#### [Set exercise]
Reproduce each record exactly.
________________________________________
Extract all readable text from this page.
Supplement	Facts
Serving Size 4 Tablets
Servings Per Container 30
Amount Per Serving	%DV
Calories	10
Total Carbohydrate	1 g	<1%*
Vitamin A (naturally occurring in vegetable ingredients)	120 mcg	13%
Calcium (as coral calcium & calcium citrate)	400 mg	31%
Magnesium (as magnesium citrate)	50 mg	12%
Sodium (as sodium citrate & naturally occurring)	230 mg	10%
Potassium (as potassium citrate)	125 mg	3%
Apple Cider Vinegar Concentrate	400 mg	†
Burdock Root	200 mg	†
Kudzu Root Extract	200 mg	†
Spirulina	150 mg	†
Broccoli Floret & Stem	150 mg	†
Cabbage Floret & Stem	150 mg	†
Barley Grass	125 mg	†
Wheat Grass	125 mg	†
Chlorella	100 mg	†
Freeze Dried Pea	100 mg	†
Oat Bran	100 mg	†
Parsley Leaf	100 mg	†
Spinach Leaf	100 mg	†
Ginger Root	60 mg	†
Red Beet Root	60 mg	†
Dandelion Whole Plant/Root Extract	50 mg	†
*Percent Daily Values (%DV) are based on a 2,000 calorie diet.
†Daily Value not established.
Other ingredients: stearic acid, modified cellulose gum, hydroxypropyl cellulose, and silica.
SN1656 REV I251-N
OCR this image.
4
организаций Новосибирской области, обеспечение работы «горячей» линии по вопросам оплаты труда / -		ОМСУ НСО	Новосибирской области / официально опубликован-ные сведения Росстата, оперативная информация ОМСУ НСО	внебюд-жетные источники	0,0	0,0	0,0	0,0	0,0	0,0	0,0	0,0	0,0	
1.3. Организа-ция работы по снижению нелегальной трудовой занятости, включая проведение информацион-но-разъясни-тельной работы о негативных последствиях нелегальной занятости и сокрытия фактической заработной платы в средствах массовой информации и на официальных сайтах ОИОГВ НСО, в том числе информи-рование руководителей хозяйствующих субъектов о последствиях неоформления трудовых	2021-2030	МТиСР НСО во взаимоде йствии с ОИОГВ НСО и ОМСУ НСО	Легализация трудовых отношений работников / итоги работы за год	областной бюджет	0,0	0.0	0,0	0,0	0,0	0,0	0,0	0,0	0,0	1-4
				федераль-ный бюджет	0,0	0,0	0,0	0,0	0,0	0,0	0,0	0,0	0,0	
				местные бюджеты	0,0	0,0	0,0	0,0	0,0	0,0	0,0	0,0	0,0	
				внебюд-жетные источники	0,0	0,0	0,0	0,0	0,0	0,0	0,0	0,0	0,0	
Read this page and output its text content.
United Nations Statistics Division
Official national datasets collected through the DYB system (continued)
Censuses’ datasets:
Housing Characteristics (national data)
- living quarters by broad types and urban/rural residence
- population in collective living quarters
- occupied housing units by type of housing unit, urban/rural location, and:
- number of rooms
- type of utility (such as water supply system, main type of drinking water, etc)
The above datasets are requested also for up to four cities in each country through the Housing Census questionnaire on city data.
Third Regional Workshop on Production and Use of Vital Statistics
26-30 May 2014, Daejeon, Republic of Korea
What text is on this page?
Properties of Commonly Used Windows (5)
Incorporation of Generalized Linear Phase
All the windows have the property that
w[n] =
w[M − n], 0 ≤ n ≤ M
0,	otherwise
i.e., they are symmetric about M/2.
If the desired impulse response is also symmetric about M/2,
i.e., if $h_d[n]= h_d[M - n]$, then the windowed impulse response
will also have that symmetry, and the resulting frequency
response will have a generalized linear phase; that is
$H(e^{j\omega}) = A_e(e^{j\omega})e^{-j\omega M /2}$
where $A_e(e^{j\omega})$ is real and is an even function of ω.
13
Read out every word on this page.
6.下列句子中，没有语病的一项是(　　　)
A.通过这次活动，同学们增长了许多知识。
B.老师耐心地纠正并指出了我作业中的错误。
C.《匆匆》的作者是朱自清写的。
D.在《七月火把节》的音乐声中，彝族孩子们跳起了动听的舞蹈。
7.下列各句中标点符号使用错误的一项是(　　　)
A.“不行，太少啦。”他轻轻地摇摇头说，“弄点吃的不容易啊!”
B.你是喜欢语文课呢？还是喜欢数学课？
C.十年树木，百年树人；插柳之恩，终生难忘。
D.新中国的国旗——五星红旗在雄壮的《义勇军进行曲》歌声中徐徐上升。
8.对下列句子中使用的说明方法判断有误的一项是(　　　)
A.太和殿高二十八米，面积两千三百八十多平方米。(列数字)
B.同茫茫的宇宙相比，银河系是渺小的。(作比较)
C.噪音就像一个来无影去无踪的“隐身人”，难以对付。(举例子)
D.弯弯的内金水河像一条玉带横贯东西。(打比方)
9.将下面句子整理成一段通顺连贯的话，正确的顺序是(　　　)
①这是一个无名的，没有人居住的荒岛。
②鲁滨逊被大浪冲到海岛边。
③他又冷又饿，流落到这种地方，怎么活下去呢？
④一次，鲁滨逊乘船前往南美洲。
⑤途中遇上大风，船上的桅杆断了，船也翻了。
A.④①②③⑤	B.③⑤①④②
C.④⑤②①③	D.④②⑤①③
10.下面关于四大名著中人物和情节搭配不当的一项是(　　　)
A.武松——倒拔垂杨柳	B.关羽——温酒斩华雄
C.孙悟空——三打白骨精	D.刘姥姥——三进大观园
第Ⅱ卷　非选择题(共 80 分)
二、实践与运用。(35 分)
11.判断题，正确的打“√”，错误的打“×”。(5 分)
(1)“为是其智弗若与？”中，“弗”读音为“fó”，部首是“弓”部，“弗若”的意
________________________________________
#### [Written response]
Extract all readable text from this page.
Supplement	Facts
Serving Size 4 Tablets
Servings Per Container 30
Amount Per Serving	%DV
Calories	10
Total Carbohydrate	1 g	<1%*
Vitamin A (naturally occurring in vegetable ingredients)	120 mcg	13%
Calcium (as coral calcium & calcium citrate)	400 mg	31%
Magnesium (as magnesium citrate)	50 mg	12%
Sodium (as sodium citrate & naturally occurring)	230 mg	10%
Potassium (as potassium citrate)	125 mg	3%
Apple Cider Vinegar Concentrate	400 mg	†
Burdock Root	200 mg	†
Kudzu Root Extract	200 mg	†
Spirulina	150 mg	†
Broccoli Floret & Stem	150 mg	†
Cabbage Floret & Stem	150 mg	†
Barley Grass	125 mg	†
Wheat Grass	125 mg	†
Chlorella	100 mg	†
Freeze Dried Pea	100 mg	†
Oat Bran	100 mg	†
Parsley Leaf	100 mg	†
Spinach Leaf	100 mg	†
Ginger Root	60 mg	†
Red Beet Root	60 mg	†
Dandelion Whole Plant/Root Extract	50 mg	†
*Percent Daily Values (%DV) are based on a 2,000 calorie diet.
†Daily Value not established.
Other ingredients: stearic acid, modified cellulose gum, hydroxypropyl cellulose, and silica.
SN1656 REV I251-N
OCR this image.
4
организаций Новосибирской области, обеспечение работы «горячей» линии по вопросам оплаты труда / -		ОМСУ НСО	Новосибирской области / официально опубликован-ные сведения Росстата, оперативная информация ОМСУ НСО	внебюд-жетные источники	0,0	0,0	0,0	0,0	0,0	0,0	0,0	0,0	0,0	
1.3. Организа-ция работы по снижению нелегальной трудовой занятости, включая проведение информацион-но-разъясни-тельной работы о негативных последствиях нелегальной занятости и сокрытия фактической заработной платы в средствах массовой информации и на официальных сайтах ОИОГВ НСО, в том числе информи-рование руководителей хозяйствующих субъектов о последствиях неоформления трудовых	2021-2030	МТиСР НСО во взаимоде йствии с ОИОГВ НСО и ОМСУ НСО	Легализация трудовых отношений работников / итоги работы за год	областной бюджет	0,0	0.0	0,0	0,0	0,0	0,0	0,0	0,0	0,0	1-4
				федераль-ный бюджет	0,0	0,0	0,0	0,0	0,0	0,0	0,0	0,0	0,0	
				местные бюджеты	0,0	0,0	0,0	0,0	0,0	0,0	0,0	0,0	0,0	
				внебюд-жетные источники	0,0	0,0	0,0	0,0	0,0	0,0	0,0	0,0	0,0	
Read this page and output its text content.
United Nations Statistics Division
Official national datasets collected through the DYB system (continued)
Censuses’ datasets:
Housing Characteristics (national data)
- living quarters by broad types and urban/rural residence
- population in collective living quarters
- occupied housing units by type of housing unit, urban/rural location, and:
- number of rooms
- type of utility (such as water supply system, main type of drinking water, etc)
The above datasets are requested also for up to four cities in each country through the Housing Census questionnaire on city data.
Third Regional Workshop on Production and Use of Vital Statistics
26-30 May 2014, Daejeon, Republic of Korea
What text is on this page?
Properties of Commonly Used Windows (5)
Incorporation of Generalized Linear Phase
All the windows have the property that
w[n] =
w[M − n], 0 ≤ n ≤ M
0,	otherwise
i.e., they are symmetric about M/2.
If the desired impulse response is also symmetric about M/2,
i.e., if $h_d[n]= h_d[M - n]$, then the windowed impulse response
will also have that symmetry, and the resulting frequency
response will have a generalized linear phase; that is
$H(e^{j\omega}) = A_e(e^{j\omega})e^{-j\omega M /2}$
where $A_e(e^{j\omega})$ is real and is an even function of ω.
13
Read out every word on this page.
6.下列句子中，没有语病的一项是(　　　)
A.通过这次活动，同学们增长了许多知识。
B.老师耐心地纠正并指出了我作业中的错误。
C.《匆匆》的作者是朱自清写的。
D.在《七月火把节》的音乐声中，彝族孩子们跳起了动听的舞蹈。
7.下列各句中标点符号使用错误的一项是(　　　)
A.“不行，太少啦。”他轻轻地摇摇头说，“弄点吃的不容易啊!”
B.你是喜欢语文课呢？还是喜欢数学课？
C.十年树木，百年树人；插柳之恩，终生难忘。
D.新中国的国旗——五星红旗在雄壮的《义勇军进行曲》歌声中徐徐上升。
8.对下列句子中使用的说明方法判断有误的一项是(　　　)
A.太和殿高二十八米，面积两千三百八十多平方米。(列数字)
B.同茫茫的宇宙相比，银河系是渺小的。(作比较)
C.噪音就像一个来无影去无踪的“隐身人”，难以对付。(举例子)
D.弯弯的内金水河像一条玉带横贯东西。(打比方)
9.将下面句子整理成一段通顺连贯的话，正确的顺序是(　　　)
①这是一个无名的，没有人居住的荒岛。
②鲁滨逊被大浪冲到海岛边。
③他又冷又饿，流落到这种地方，怎么活下去呢？
④一次，鲁滨逊乘船前往南美洲。
⑤途中遇上大风，船上的桅杆断了，船也翻了。
A.④①②③⑤	B.③⑤①④②
C.④⑤②①③	D.④②⑤①③
10.下面关于四大名著中人物和情节搭配不当的一项是(　　　)
A.武松——倒拔垂杨柳	B.关羽——温酒斩华雄
C.孙悟空——三打白骨精	D.刘姥姥——三进大观园
第Ⅱ卷　非选择题(共 80 分)
二、实践与运用。(35 分)
11.判断题，正确的打“√”，错误的打“×”。(5 分)
(1)“为是其智弗若与？”中，“弗”读音为“fó”，部首是“弓”部，“弗若”的意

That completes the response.